## DATA SHOWN:
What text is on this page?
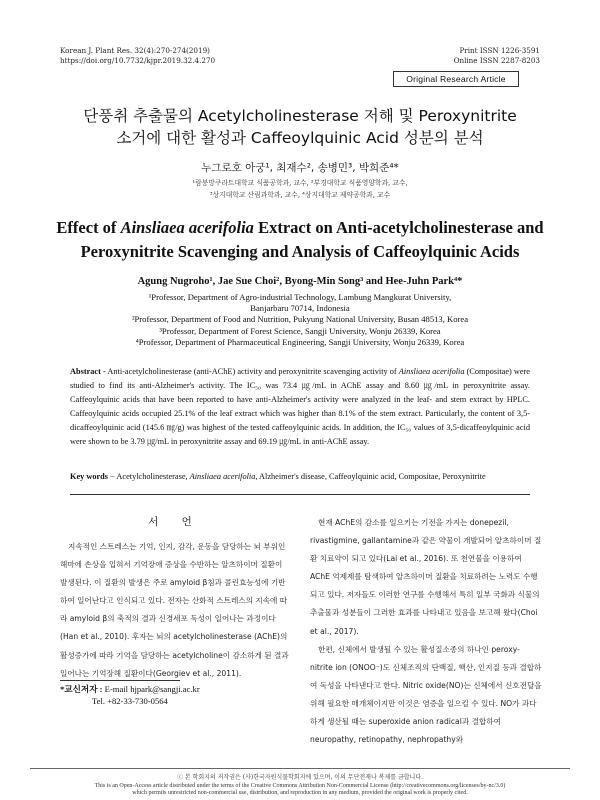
Korean J. Plant Res. 32(4):270-274(2019)
https://doi.org/10.7732/kjpr.2019.32.4.270
Print ISSN 1226-3591
Online ISSN 2287-8203
Original Research Article
단풍취 추출물의 Acetylcholinesterase 저해 및 Peroxynitrite
소거에 대한 활성과 Caffeoylquinic Acid 성분의 분석
누그로호 아궁¹, 최재수², 송병민³, 박희준⁴*
¹람붕망쿠라트대학교 식품공학과, 교수, ²부경대학교 식품영양학과, 교수,
³상지대학교 산림과학과, 교수, ⁴상지대학교 제약공학과, 교수
Effect of Ainsliaea acerifolia Extract on Anti-acetylcholinesterase and
Peroxynitrite Scavenging and Analysis of Caffeoylquinic Acids
Agung Nugroho¹, Jae Sue Choi², Byong-Min Song³ and Hee-Juhn Park⁴*
¹Professor, Department of Agro-industrial Technology, Lambung Mangkurat University,
Banjarbaru 70714, Indonesia
²Professor, Department of Food and Nutrition, Pukyung National University, Busan 48513, Korea
³Professor, Department of Forest Science, Sangji University, Wonju 26339, Korea
⁴Professor, Department of Pharmaceutical Engineering, Sangji University, Wonju 26339, Korea
Abstract - Anti-acetylcholinesterase (anti-AChE) activity and peroxynitrite scavenging activity of Ainsliaea acerifolia (Compositae) were studied to find its anti-Alzheimer's activity. The IC₅₀ was 73.4 ㎍/mL in AChE assay and 8.60 ㎍/mL in peroxynitrite assay. Caffeoylquinic acids that have been reported to have anti-Alzheimer's activity were analyzed in the leaf- and stem extract by HPLC. Caffeoylquinic acids occupied 25.1% of the leaf extract which was higher than 8.1% of the stem extract. Particularly, the content of 3,5-dicaffeoylquinic acid (145.6 ㎎/g) was highest of the tested caffeoylquinic acids. In addition, the IC₅₀ values of 3,5-dicaffeoylquinic acid were shown to be 3.79 ㎍/mL in peroxynitrite assay and 69.19 ㎍/mL in anti-AChE assay.
Key words − Acetylcholinesterase, Ainsliaea acerifolia, Alzheimer's disease, Caffeoylquinic acid, Compositae, Peroxynitrite
서 언

지속적인 스트레스는 기억, 인지, 감각, 운동을 담당하는 뇌 부위인 해마에 손상을 입혀서 기억장애 증상을 수반하는 알츠하이머 질환이 발생된다. 이 질환의 발생은 주로 amyloid β침과 콜린효능성에 기반하여 일어난다고 인식되고 있다. 전자는 산화적 스트레스의 지속에 따라 amyloid β의 축적의 결과 신경세포 독성이 일어나는 과정이다(Han et al., 2010). 후자는 뇌의 acetylcholinesterase (AChE)의 활성증가에 따라 기억을 담당하는 acetylcholine이 감소하게 된 결과 일어나는 기억장해 질환이다(Georgiev et al., 2011).

현재 AChE의 감소를 일으키는 기전을 가지는 donepezil, rivastigmine, gallantamine과 같은 약물이 개발되어 알츠하이머 질환 치료약이 되고 있다(Lai et al., 2016). 또 천연물을 이용하여 AChE 억제제를 탐색하여 알츠하이머 질환을 치료하려는 노력도 수행되고 있다. 저자들도 이러한 연구를 수행해서 특히 일부 국화과 식물의 추출물과 성분들이 그러한 효과를 나타내고 있음을 보고해 왔다(Choi et al., 2017).

한편, 신체에서 발생될 수 있는 활성질소종의 하나인 peroxy-nitrite ion (ONOO⁻)도 신체조직의 단백질, 핵산, 인지질 등과 결합하여 독성을 나타낸다고 한다. Nitric oxide(NO)는 신체에서 신호전달을 위해 필요한 매개체이지만 이것은 염증을 일으킬 수 있다. NO가 과다하게 생산될 때는 superoxide anion radical과 결합하여 neuropathy, retinopathy, nephropathy와

*교신저자 : E-mail hjpark@sangji.ac.kr
Tel. +82-33-730-0564
ⓒ 본 학회지의 저작권은 (사)한국자원식물학회지에 있으며, 이의 무단전재나 복제를 금합니다.
This is an Open-Access article distributed under the terms of the Creative Commons Attribution Non-Commercial License (http://creativecommons.org/licenses/by-nc/3.0)
which permits unrestricted non-commercial use, distribution, and reproduction in any medium, provided the original work is properly cited.
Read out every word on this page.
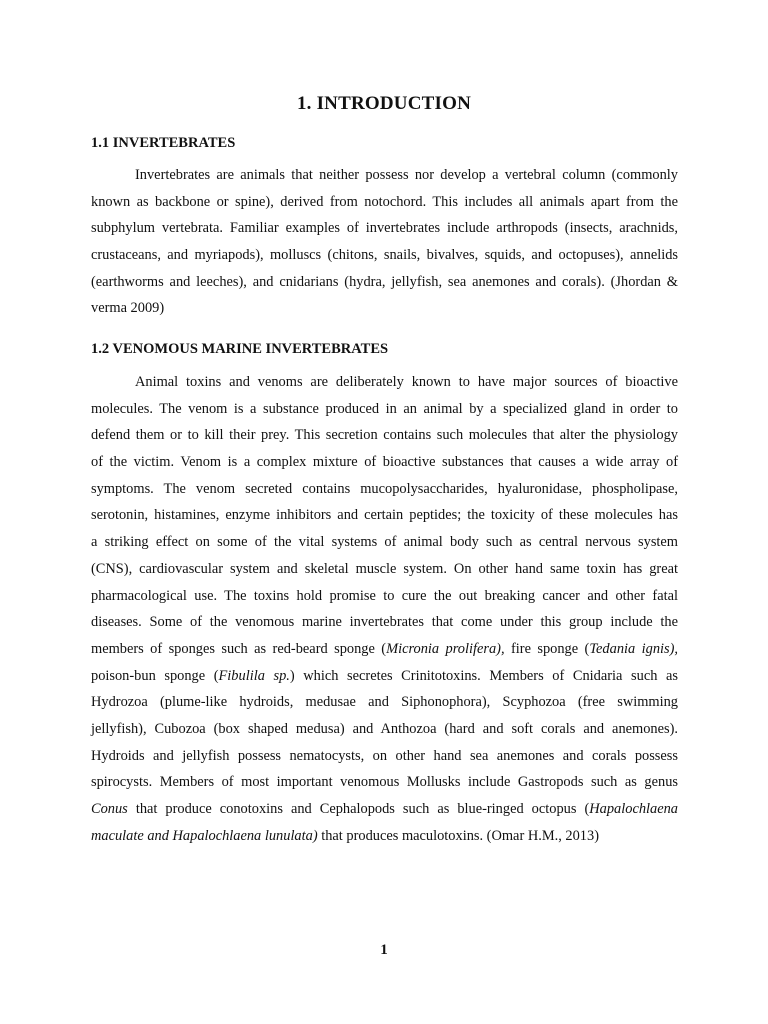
1. INTRODUCTION
1.1 INVERTEBRATES
Invertebrates are animals that neither possess nor develop a vertebral column (commonly
known as backbone or spine), derived from notochord. This includes all animals apart from the
subphylum vertebrata. Familiar examples of invertebrates include arthropods (insects, arachnids,
crustaceans, and myriapods), molluscs (chitons, snails, bivalves, squids, and octopuses), annelids
(earthworms and leeches), and cnidarians (hydra, jellyfish, sea anemones and corals). (Jhordan &
verma 2009)
1.2 VENOMOUS MARINE INVERTEBRATES
Animal toxins and venoms are deliberately known to have major sources of bioactive
molecules. The venom is a substance produced in an animal by a specialized gland in order to
defend them or to kill their prey. This secretion contains such molecules that alter the physiology
of the victim. Venom is a complex mixture of bioactive substances that causes a wide array of
symptoms. The venom secreted contains mucopolysaccharides, hyaluronidase, phospholipase,
serotonin, histamines, enzyme inhibitors and certain peptides; the toxicity of these molecules has
a striking effect on some of the vital systems of animal body such as central nervous system
(CNS), cardiovascular system and skeletal muscle system. On other hand same toxin has great
pharmacological use. The toxins hold promise to cure the out breaking cancer and other fatal
diseases. Some of the venomous marine invertebrates that come under this group include the
members of sponges such as red-beard sponge (Micronia prolifera), fire sponge (Tedania ignis),
poison-bun sponge (Fibulila sp.) which secretes Crinitotoxins. Members of Cnidaria such as
Hydrozoa (plume-like hydroids, medusae and Siphonophora), Scyphozoa (free swimming
jellyfish), Cubozoa (box shaped medusa) and Anthozoa (hard and soft corals and anemones).
Hydroids and jellyfish possess nematocysts, on other hand sea anemones and corals possess
spirocysts. Members of most important venomous Mollusks include Gastropods such as genus
Conus that produce conotoxins and Cephalopods such as blue-ringed octopus (Hapalochlaena
maculate and Hapalochlaena lunulata) that produces maculotoxins. (Omar H.M., 2013)
1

## WORK REQUEST:
From the entries above, list each line with "system" in it.

## REPLY TO THE TASK:
a striking effect on some of the vital systems of animal body such as central nervous system
(CNS), cardiovascular system and skeletal muscle system. On other hand same toxin has great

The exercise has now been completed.